Autore: Fabrizio Turoldo
Edizione: Citta Nuova Roma
Anno: 2010
Pagine: 96
Prezzo: 10 euro
Codice ISBN: 9788831101653
Anche se non recente, questo libro di agevole lettura per chiarezza del linguaggio e contenute dimensioni, mantiene tutto il suo valore grazie all’attualità dei temi trattati e all’originale impianto argomentativo. Infatti, il testo prima di affrontare i problemi etici del fne vita, dedica una sostanziosa prima parte all’inquadramento epistemologico della bioetica e ai paradigmi della medicina e della cura.
Questa prima parte è importante perché ripercorre i passaggi dal to cure al to care, dal modello riduzionistico (biomedico) della medicina al modello olistico (bio-psico-sociale), passando per l’umanizzazione della medicina, per l’auspicata (dall’autore) integrazione fra l’etica delle norme e dei principi con l’etica delle virtù e dei valori, approdando all’etica della cura vista criticamente. È questo, per Turoldo, il centro della bioetica e da qui si dovrebbe partire per andare verso le questioni di confine della medicina e della biologia con la correlata necessità di porre limiti alla tecno-scienza. Ritengo che sia un errore dare per scontato che i suddetti concetti siano ben conosciuti nel variegato mondo delle attuali cure palliative perché sono ormai passati più di venti anni dalla loro affermazione; verosimilmente, soprattutto in chi si è avvicinato più recentemente alle cure palliative molti di questi concetti non sono noti o introiettati dentro la visione della cura. Parimenti degne di attenzioni sono le riflessioni sull’empatia realistica (non idealizzata), sul guaritore ferito, sul diventare osservatore dell’altro (malato o caregiver) imparando ad osservare se stessi, sulla depressione reattiva e su quella preparatoria.
La seconda parte del libro è invece dedicata alle questione etiche di confine, cioè alle decisioni di fine vita, partendo da un breve ma interessante excursus storico sul concetto di autonomia vista come categoria etica necessaria per l’umanizzazione della medicina, e proseguendo con l’illustrazione dei suoi presunti limiti e con qualche osservazione provocatoria rispetto alla concezione attuale e, a detta dell’autore, ipertrofizzata dell’autodeterminazione. Il discorso sui temi del fine vita prosegue assumendo una posizione intermedia sulla limitazione dei trattamenti nel solco classico della formula “né accanimento terapeutico né eutanasia”.
Più interessante sono, invece, sia la distinzione operata dall’autore fra “morte naturale”, classificata come non utile alla gestione del fine vita, e “morte umana”, concetto giudicato più utile perché compatibile con il paradigma della sproporzione terapeutica, sia la critica alla definizione di mezzi ordinari e straordinari che va sostituita dalla distinzione fra mezzi proporzionati e sproporzionati. Molto più discutibilè è, a mio modo di vedere, l’accenno al mantenimento della categoria eutanasia “passiva”. Infine, sulle direttive anticipate il testo elenca documenti etici e normativi approfondendo alcuni risvolti dei classici argomenti pro e contro il testamento biologico. Molto interessante è la riflessione finale sul rapporto fra convinzioni morali e obblighi giuridici che nel dibattito pubblico viene spesso stravolta o mistificata e che, invece, l’autore correttamente traccia con rigore.

━━━━━━━━━━━━━━━━

■ **ATTIVITÀ 1**
Rispondi a queste domande sulla recensione:
(a) In che anno è uscito il libro?
(b) Quante pagine conta il libro?
(c) Quale formula classica riassume la posizione sulla limitazione dei trattamenti?
■ **ATTIVITÀ 2**
Nel tratto della recensione da "Autore: Fabrizio Turoldo" fino a "medicina e della cura.", sostituisci "libro" con "volume" e riporta il passo così modificato.
■ **ATTIVITÀ 3**
Queste affermazioni concordano con la recensione? Rispondi sì o no e cita le parole che lo decidono.
(a) Il libro costa 15 euro.
(b) La prima parte del libro riguarda l'inquadramento epistemologico della bioetica.
(c) La "morte naturale" è considerata utile alla gestione del fine vita.

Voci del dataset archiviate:
━━━━━━━━━━━━━━━━

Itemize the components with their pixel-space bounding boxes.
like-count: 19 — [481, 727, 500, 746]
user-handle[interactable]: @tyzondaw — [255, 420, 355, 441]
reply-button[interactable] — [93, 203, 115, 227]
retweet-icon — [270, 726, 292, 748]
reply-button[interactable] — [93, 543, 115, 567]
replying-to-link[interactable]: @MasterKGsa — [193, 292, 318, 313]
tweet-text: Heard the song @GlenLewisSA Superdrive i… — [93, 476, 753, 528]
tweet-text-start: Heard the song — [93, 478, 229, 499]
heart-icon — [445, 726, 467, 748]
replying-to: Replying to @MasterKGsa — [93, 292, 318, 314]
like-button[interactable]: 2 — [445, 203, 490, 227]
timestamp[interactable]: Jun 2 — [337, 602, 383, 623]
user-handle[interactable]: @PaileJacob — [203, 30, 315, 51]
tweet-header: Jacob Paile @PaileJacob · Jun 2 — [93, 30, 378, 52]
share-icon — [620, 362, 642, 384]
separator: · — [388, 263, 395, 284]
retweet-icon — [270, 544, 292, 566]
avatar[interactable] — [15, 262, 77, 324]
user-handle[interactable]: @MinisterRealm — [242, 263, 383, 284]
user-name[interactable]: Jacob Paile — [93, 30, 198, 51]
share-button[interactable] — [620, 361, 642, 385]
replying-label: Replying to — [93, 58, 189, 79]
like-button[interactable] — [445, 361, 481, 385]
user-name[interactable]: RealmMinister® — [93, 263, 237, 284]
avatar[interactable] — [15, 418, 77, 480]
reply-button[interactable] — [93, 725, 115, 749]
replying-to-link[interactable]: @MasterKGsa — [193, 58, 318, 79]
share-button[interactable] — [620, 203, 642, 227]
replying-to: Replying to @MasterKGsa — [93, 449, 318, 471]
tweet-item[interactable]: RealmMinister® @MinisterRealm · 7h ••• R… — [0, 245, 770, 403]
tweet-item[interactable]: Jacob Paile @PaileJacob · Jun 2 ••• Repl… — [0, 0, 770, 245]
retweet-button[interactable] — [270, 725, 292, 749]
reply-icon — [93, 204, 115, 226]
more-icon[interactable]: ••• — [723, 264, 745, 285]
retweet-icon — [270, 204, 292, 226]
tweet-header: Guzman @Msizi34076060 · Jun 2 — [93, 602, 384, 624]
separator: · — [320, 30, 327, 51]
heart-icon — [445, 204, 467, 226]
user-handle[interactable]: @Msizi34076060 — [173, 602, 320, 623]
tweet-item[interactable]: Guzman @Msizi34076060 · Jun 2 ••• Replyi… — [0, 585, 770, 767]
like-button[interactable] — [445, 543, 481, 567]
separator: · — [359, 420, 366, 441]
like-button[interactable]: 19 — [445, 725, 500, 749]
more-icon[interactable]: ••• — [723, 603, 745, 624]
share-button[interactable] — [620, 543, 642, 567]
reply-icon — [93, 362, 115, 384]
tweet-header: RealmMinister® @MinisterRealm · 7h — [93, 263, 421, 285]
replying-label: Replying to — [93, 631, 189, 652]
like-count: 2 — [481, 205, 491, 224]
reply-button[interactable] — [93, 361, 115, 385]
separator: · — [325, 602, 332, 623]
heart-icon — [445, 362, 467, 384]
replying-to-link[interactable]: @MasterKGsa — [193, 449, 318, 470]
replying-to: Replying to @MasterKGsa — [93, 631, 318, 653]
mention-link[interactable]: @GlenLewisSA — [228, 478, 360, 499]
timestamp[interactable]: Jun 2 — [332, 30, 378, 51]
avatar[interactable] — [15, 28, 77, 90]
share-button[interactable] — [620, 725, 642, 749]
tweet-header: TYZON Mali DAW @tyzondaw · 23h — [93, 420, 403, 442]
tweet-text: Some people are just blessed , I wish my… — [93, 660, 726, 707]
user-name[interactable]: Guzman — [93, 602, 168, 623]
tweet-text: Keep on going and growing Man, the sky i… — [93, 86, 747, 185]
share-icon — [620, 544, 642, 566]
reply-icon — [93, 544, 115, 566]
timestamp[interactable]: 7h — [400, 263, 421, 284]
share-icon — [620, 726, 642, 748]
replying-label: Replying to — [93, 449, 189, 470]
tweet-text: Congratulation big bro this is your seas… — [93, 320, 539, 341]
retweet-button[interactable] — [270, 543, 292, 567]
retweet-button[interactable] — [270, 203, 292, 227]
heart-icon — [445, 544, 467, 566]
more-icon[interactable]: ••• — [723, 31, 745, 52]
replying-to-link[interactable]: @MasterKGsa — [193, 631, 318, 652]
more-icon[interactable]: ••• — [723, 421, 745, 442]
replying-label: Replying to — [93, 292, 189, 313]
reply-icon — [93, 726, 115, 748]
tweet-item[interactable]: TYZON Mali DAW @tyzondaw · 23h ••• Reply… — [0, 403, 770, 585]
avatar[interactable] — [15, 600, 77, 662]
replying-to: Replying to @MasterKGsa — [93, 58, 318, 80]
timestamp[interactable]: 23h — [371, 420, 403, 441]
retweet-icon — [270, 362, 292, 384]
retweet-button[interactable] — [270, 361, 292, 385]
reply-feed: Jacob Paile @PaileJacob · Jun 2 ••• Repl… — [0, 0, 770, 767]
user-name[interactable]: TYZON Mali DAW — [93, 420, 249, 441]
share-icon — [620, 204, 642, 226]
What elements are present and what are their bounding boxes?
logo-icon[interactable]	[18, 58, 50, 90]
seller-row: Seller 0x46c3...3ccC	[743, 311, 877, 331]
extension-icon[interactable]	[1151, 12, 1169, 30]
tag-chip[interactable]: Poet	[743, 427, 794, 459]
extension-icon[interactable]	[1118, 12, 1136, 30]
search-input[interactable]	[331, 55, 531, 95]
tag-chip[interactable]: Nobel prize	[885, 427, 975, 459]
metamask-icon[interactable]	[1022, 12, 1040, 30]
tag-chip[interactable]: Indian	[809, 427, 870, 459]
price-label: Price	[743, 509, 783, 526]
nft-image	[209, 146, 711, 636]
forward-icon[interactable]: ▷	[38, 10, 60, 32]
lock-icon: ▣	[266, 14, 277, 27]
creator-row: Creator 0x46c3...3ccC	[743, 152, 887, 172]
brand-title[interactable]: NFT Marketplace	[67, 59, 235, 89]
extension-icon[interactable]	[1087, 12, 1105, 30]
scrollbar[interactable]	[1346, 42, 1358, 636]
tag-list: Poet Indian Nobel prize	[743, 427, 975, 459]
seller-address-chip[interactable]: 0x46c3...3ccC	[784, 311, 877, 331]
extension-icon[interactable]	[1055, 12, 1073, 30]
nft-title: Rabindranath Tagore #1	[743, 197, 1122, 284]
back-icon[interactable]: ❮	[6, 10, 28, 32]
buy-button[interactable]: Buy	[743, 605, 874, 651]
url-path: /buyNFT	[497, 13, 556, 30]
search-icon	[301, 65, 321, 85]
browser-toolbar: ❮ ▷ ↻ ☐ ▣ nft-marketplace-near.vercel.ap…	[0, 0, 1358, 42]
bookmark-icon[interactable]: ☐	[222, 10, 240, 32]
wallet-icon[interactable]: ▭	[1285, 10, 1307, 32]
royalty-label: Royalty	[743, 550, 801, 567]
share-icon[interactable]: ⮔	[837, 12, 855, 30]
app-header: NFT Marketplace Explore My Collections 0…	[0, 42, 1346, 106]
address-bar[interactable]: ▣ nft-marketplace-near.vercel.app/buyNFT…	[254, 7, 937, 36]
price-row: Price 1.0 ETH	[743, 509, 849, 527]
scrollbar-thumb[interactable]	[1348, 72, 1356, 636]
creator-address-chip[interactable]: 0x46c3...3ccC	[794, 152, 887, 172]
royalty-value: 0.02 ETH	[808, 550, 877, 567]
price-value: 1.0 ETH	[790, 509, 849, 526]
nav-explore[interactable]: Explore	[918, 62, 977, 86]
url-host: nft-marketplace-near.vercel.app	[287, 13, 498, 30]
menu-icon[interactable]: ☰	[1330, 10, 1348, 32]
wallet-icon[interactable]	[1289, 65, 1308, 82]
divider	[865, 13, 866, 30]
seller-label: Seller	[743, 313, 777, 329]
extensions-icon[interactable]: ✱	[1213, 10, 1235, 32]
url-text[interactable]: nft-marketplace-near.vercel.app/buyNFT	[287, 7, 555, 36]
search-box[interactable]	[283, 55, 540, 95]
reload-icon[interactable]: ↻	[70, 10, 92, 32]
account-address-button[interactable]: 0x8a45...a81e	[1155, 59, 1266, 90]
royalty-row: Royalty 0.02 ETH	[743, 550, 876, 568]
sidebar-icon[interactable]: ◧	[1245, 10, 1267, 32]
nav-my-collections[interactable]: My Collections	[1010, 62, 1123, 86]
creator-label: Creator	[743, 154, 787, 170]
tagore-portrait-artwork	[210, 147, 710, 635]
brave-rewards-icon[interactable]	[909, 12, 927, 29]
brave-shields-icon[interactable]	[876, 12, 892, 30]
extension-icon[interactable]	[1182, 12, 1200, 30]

━━━━━━━━━━━━━━━━

■ **RISPOSTA 1**
(a) Nel 2010.
(b) 96.
(c) "né accanimento terapeutico né eutanasia"

■ **RISPOSTA 2**
Autore: Fabrizio Turoldo
Edizione: Citta Nuova Roma
Anno: 2010
Pagine: 96
Prezzo: 10 euro
Codice ISBN: 9788831101653
Anche se non recente, questo volume di agevole lettura per chiarezza del linguaggio e contenute dimensioni, mantiene tutto il suo valore grazie all’attualità dei temi trattati e all’originale impianto argomentativo. Infatti, il testo prima di affrontare i problemi etici del fne vita, dedica una sostanziosa prima parte all’inquadramento epistemologico della bioetica e ai paradigmi della medicina e della cura.

■ **RISPOSTA 3**
(a) No: "Prezzo: 10 euro"
(b) Sì: "dedica una sostanziosa prima parte all’inquadramento epistemologico della bioetica"
(c) No: "“morte naturale”, classificata come non utile alla gestione del fine vita"